Goal
Each line of the listing must be transcribed exactly, except for the images, which should be excluded.

(Records contained in a dataset)
○ ○ ○ ○ ○ ○ ○

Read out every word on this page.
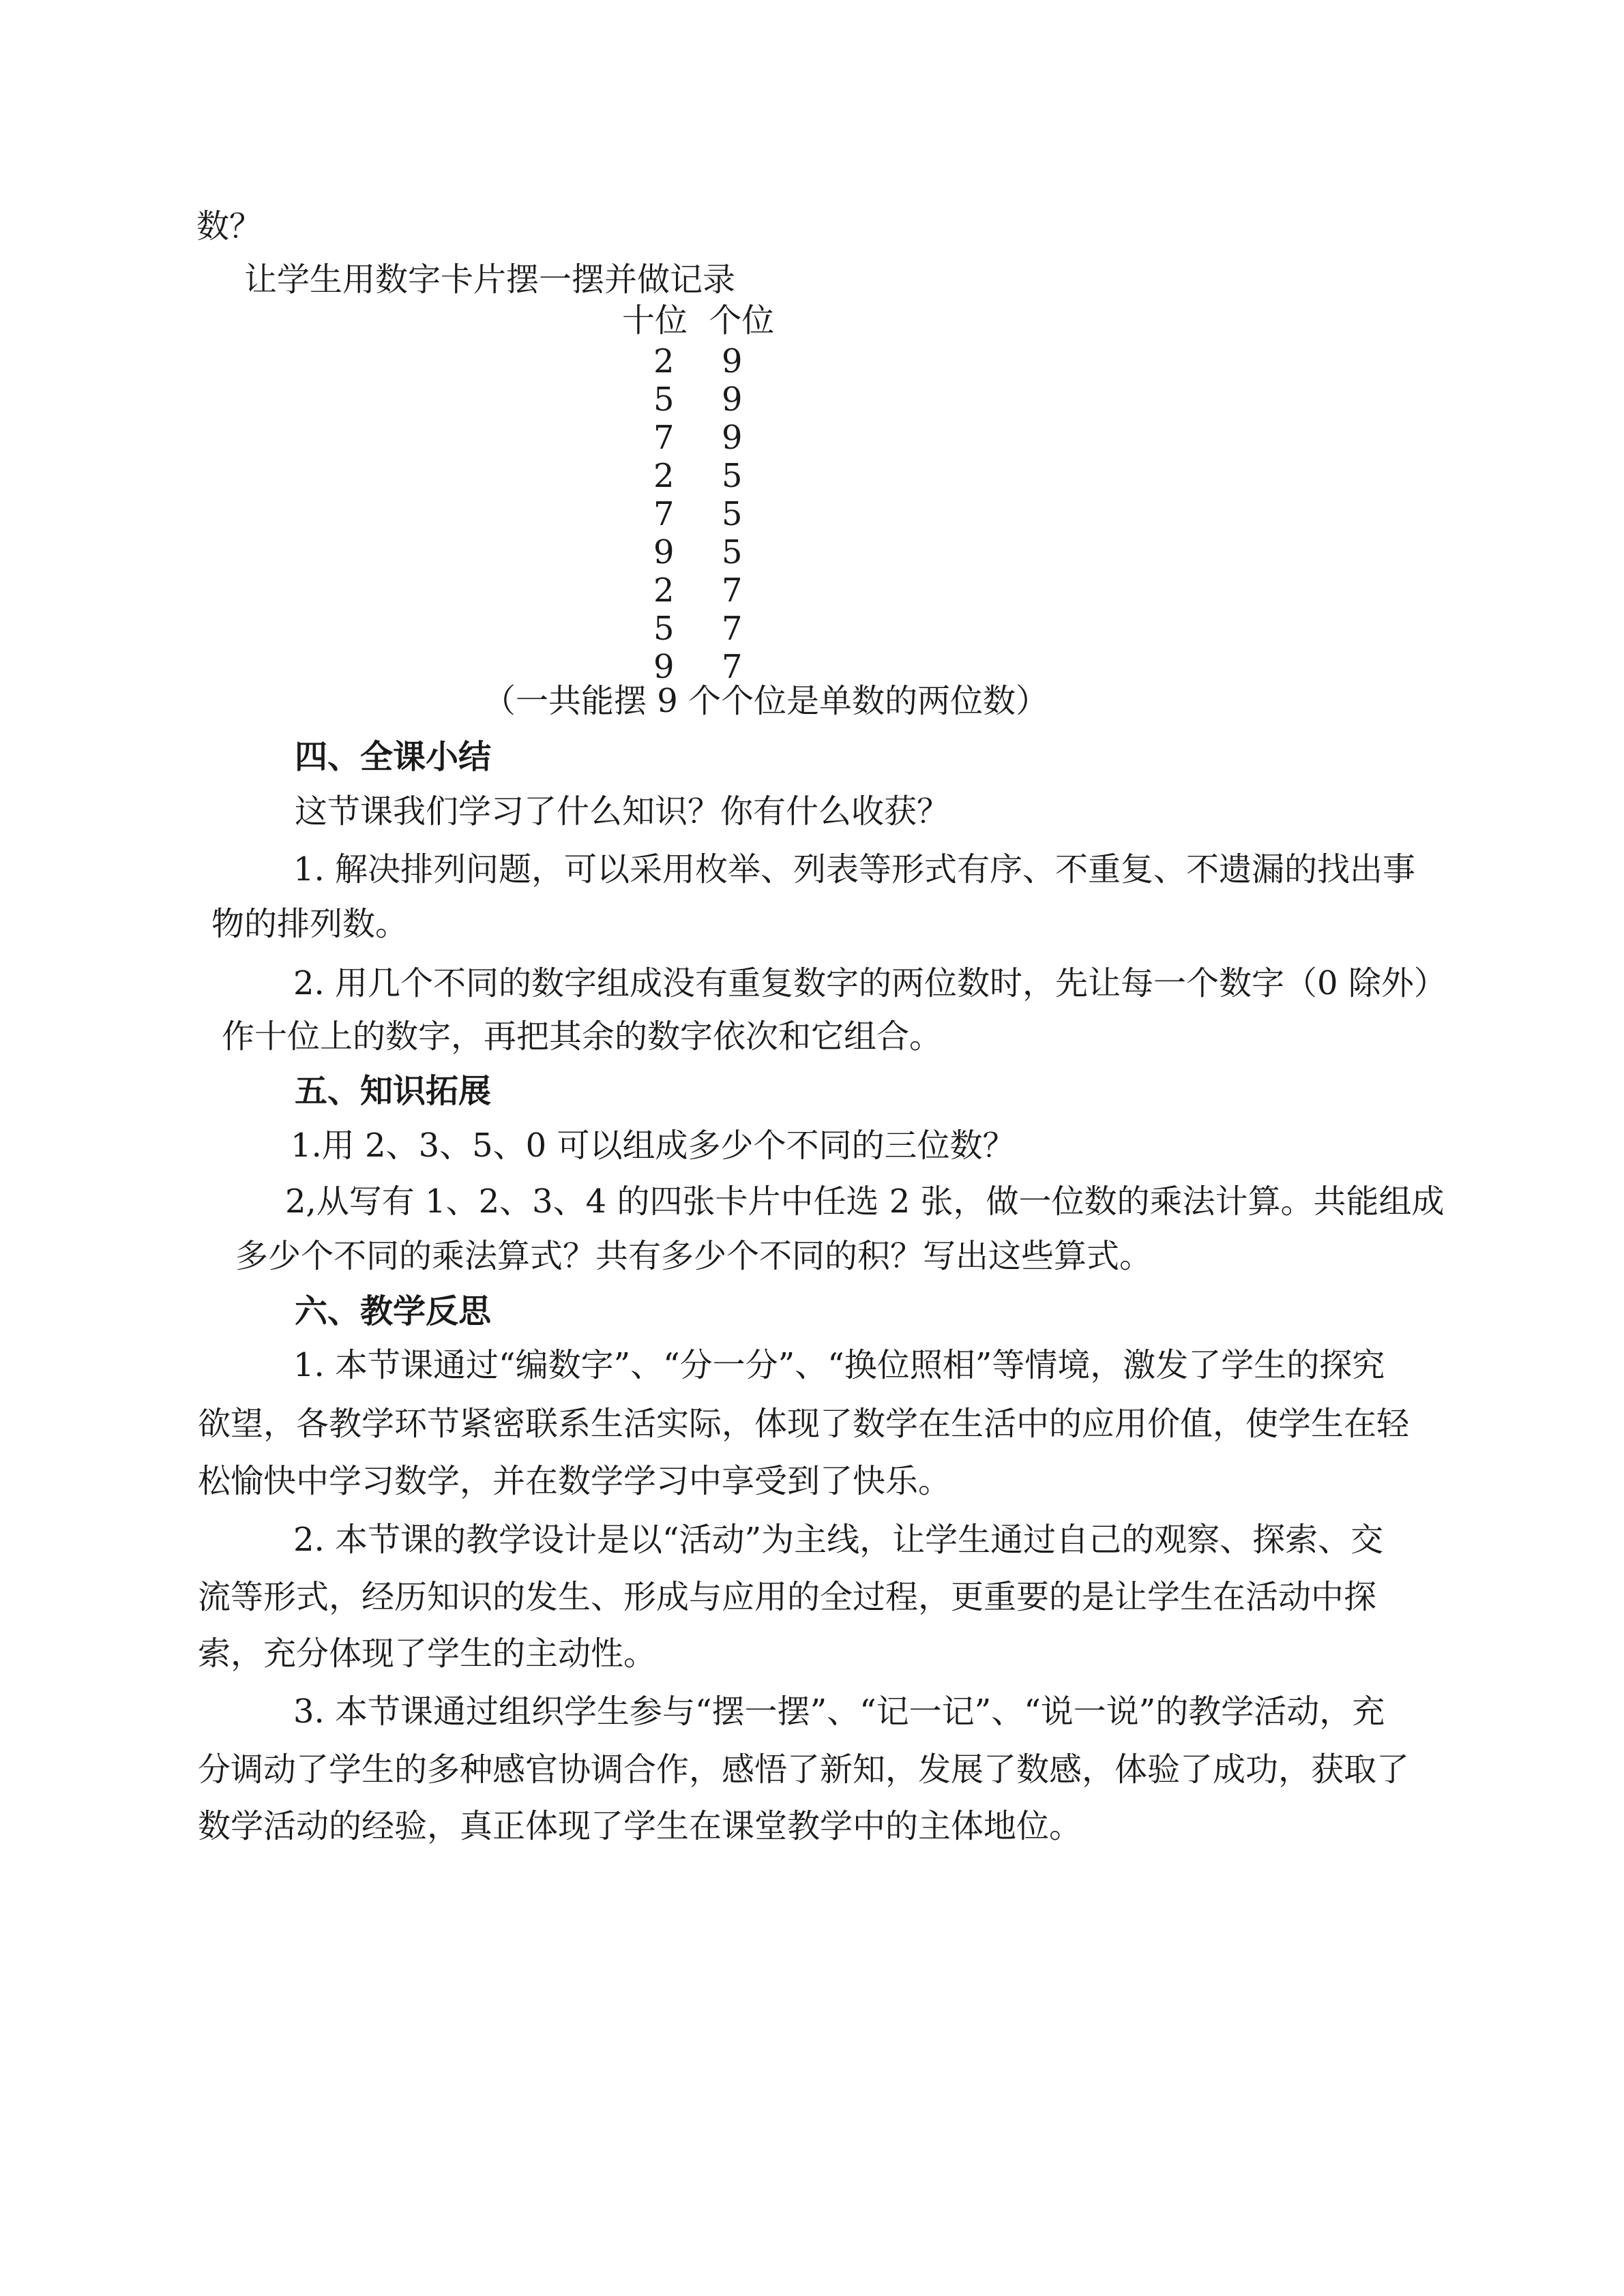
数？
让学生用数字卡片摆一摆并做记录
十位 个位
2 9
5 9
7 9
2 5
7 5
9 5
2 7
5 7
9 7
（一共能摆 9 个个位是单数的两位数）
四、全课小结
这节课我们学习了什么知识？你有什么收获？
1. 解决排列问题，可以采用枚举、列表等形式有序、不重复、不遗漏的找出事
物的排列数。
2. 用几个不同的数字组成没有重复数字的两位数时，先让每一个数字（0 除外）
作十位上的数字，再把其余的数字依次和它组合。
五、知识拓展
1.用 2、3、5、0 可以组成多少个不同的三位数？
2,从写有 1、2、3、4 的四张卡片中任选 2 张，做一位数的乘法计算。共能组成
多少个不同的乘法算式？共有多少个不同的积？写出这些算式。
六、教学反思
1. 本节课通过“编数字”、“分一分”、“换位照相”等情境，激发了学生的探究
欲望，各教学环节紧密联系生活实际，体现了数学在生活中的应用价值，使学生在轻
松愉快中学习数学，并在数学学习中享受到了快乐。
2. 本节课的教学设计是以“活动”为主线，让学生通过自己的观察、探索、交
流等形式，经历知识的发生、形成与应用的全过程，更重要的是让学生在活动中探
索，充分体现了学生的主动性。
3. 本节课通过组织学生参与“摆一摆”、“记一记”、“说一说”的教学活动，充
分调动了学生的多种感官协调合作，感悟了新知，发展了数感，体验了成功，获取了
数学活动的经验，真正体现了学生在课堂教学中的主体地位。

○ ○ ○ ○ ○ ○ ○

Response to this exercise
Read out every word on this page.
数？
让学生用数字卡片摆一摆并做记录
十位 个位
2 9
5 9
7 9
2 5
7 5
9 5
2 7
5 7
9 7
（一共能摆 9 个个位是单数的两位数）
四、全课小结
这节课我们学习了什么知识？你有什么收获？
1. 解决排列问题，可以采用枚举、列表等形式有序、不重复、不遗漏的找出事
物的排列数。
2. 用几个不同的数字组成没有重复数字的两位数时，先让每一个数字（0 除外）
作十位上的数字，再把其余的数字依次和它组合。
五、知识拓展
1.用 2、3、5、0 可以组成多少个不同的三位数？
2,从写有 1、2、3、4 的四张卡片中任选 2 张，做一位数的乘法计算。共能组成
多少个不同的乘法算式？共有多少个不同的积？写出这些算式。
六、教学反思
1. 本节课通过“编数字”、“分一分”、“换位照相”等情境，激发了学生的探究
欲望，各教学环节紧密联系生活实际，体现了数学在生活中的应用价值，使学生在轻
松愉快中学习数学，并在数学学习中享受到了快乐。
2. 本节课的教学设计是以“活动”为主线，让学生通过自己的观察、探索、交
流等形式，经历知识的发生、形成与应用的全过程，更重要的是让学生在活动中探
索，充分体现了学生的主动性。
3. 本节课通过组织学生参与“摆一摆”、“记一记”、“说一说”的教学活动，充
分调动了学生的多种感官协调合作，感悟了新知，发展了数感，体验了成功，获取了
数学活动的经验，真正体现了学生在课堂教学中的主体地位。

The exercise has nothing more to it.